→ **Your objective**
Determine how many lines include "ALBERTO". Give the number and nothing else.

→ **Task input**
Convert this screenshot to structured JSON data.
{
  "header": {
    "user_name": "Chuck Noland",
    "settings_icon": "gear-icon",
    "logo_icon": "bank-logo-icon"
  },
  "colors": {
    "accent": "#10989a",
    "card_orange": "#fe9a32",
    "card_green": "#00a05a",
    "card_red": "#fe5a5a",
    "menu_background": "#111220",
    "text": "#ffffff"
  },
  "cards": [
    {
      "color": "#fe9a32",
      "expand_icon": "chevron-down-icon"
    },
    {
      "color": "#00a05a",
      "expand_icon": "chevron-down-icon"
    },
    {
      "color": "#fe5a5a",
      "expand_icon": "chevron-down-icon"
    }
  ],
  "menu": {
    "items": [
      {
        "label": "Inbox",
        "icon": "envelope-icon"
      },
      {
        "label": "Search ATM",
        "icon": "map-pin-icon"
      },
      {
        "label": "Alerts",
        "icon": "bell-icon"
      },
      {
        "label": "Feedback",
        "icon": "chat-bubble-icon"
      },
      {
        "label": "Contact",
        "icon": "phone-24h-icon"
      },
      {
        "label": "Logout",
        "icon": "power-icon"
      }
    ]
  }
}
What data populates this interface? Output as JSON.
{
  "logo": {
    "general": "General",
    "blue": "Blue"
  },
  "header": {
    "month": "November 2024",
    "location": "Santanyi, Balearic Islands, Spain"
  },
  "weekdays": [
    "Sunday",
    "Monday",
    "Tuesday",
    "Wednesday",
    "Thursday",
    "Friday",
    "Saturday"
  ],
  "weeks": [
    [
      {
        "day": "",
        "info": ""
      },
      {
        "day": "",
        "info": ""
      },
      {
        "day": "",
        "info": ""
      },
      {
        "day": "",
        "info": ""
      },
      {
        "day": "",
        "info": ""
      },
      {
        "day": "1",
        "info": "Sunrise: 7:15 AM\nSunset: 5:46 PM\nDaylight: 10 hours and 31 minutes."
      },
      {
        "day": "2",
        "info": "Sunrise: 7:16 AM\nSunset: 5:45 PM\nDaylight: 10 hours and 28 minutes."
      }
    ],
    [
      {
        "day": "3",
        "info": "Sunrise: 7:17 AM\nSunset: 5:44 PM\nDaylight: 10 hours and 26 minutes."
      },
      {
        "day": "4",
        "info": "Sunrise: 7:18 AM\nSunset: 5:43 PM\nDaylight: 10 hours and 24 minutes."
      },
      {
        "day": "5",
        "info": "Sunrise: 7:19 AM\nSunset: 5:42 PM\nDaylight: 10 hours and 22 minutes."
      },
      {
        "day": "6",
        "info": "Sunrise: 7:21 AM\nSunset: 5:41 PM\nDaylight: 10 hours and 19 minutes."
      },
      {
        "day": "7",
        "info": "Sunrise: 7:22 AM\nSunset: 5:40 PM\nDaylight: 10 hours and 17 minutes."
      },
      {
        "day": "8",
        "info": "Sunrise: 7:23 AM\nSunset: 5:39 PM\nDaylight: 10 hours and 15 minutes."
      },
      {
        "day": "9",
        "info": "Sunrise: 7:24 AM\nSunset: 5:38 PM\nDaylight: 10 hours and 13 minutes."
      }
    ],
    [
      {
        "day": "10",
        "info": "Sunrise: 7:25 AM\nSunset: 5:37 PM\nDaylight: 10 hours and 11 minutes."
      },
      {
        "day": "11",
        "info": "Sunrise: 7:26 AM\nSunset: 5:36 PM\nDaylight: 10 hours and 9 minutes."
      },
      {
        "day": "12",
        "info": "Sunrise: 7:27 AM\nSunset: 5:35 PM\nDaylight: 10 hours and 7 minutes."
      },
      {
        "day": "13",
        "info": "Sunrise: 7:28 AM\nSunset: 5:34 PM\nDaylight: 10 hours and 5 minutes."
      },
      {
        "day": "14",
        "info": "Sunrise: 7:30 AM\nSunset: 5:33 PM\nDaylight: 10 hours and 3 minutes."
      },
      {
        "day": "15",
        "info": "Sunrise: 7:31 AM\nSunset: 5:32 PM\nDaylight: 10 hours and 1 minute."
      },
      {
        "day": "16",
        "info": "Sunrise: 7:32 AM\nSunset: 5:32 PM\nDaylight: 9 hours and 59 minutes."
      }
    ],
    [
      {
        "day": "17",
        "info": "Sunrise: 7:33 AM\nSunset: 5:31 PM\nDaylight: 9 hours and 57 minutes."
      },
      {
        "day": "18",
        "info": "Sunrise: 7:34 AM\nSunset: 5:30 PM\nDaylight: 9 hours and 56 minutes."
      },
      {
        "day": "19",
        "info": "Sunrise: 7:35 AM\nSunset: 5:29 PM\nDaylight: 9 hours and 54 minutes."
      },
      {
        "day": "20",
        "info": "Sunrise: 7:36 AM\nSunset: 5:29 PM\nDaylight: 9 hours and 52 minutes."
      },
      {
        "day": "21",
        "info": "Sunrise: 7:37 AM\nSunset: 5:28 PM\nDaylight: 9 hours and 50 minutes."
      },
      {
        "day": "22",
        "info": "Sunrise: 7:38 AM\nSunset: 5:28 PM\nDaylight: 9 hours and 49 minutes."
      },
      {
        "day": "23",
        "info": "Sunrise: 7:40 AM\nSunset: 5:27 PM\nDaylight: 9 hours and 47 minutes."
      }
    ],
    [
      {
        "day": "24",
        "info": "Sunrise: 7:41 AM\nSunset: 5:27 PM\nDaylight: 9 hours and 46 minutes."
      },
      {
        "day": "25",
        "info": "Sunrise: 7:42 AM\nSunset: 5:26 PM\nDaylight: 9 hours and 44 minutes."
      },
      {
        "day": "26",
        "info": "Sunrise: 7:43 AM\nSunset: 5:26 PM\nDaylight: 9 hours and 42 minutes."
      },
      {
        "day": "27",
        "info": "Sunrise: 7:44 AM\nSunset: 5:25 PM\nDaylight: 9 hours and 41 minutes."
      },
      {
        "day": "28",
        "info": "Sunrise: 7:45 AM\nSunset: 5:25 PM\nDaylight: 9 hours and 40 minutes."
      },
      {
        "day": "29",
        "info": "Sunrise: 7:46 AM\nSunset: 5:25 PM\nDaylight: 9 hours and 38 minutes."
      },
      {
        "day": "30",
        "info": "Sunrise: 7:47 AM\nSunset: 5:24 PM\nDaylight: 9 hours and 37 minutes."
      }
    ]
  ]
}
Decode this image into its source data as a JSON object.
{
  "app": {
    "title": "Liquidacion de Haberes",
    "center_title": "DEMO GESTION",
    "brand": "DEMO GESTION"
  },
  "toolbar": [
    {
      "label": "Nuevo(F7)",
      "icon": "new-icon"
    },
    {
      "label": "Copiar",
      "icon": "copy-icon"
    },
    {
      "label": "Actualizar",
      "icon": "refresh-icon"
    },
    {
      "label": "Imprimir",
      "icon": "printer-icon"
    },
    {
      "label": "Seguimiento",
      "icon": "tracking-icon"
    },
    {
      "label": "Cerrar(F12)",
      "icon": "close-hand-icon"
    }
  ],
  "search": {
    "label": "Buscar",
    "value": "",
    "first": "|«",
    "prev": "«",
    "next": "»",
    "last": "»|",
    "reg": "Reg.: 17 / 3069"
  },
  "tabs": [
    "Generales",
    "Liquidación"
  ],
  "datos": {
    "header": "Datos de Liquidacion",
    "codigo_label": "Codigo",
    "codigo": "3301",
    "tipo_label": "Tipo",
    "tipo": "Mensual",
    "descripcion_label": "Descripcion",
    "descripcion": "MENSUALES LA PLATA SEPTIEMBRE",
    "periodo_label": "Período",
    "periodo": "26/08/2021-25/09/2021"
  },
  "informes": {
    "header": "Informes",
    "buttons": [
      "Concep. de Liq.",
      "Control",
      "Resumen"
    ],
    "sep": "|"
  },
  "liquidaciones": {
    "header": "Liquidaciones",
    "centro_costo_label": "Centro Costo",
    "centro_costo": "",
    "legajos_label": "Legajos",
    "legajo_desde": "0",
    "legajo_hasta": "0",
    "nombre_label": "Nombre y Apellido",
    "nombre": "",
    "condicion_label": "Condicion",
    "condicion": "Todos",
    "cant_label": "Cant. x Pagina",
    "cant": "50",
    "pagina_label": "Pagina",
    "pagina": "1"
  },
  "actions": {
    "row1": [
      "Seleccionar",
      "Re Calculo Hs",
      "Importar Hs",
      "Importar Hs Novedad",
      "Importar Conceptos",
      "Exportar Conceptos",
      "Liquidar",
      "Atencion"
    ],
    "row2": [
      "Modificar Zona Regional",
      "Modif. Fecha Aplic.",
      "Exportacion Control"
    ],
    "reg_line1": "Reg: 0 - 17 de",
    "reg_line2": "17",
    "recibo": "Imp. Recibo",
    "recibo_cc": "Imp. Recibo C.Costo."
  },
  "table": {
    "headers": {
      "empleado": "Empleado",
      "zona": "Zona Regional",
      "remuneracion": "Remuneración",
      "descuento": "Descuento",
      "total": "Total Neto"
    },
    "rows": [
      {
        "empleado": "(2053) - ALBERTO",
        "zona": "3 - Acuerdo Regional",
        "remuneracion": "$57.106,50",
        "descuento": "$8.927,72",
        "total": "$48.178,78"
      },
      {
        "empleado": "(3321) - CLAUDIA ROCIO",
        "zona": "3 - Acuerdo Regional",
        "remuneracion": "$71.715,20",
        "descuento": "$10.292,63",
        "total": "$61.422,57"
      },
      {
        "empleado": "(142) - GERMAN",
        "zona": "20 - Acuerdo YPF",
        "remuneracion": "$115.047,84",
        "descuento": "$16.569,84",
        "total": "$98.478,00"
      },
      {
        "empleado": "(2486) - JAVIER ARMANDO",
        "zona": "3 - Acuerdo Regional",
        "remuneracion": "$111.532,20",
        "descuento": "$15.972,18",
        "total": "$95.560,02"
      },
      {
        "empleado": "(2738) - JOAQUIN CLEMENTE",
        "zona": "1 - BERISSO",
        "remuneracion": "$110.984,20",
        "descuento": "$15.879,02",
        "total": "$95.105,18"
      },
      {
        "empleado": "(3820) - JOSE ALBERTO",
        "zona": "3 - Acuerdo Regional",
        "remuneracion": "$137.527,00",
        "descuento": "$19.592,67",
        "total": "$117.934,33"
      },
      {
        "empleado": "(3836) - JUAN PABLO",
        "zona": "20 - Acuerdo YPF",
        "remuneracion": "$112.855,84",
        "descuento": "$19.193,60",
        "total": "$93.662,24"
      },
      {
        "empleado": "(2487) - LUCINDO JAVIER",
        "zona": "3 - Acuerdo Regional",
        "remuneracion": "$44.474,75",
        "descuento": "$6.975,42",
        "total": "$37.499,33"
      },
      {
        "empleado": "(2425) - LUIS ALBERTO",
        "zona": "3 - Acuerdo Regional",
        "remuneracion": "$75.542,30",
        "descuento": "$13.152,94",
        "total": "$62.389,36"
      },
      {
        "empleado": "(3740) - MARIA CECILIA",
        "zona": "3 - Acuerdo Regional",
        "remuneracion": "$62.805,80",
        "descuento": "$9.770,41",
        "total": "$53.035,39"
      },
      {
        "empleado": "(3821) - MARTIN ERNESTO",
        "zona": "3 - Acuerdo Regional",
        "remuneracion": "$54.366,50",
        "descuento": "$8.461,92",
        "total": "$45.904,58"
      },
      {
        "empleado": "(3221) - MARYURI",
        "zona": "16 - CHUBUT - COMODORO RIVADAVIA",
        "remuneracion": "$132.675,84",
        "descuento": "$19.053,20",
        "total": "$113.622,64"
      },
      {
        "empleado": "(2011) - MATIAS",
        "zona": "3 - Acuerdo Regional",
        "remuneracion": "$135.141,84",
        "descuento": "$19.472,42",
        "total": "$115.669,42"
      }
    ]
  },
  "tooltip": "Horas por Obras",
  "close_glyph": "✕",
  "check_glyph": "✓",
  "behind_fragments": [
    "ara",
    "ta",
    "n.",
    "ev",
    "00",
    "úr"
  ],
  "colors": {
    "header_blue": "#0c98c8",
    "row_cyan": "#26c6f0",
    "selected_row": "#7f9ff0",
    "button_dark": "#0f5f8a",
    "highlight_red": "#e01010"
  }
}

→ **Problem solution**
3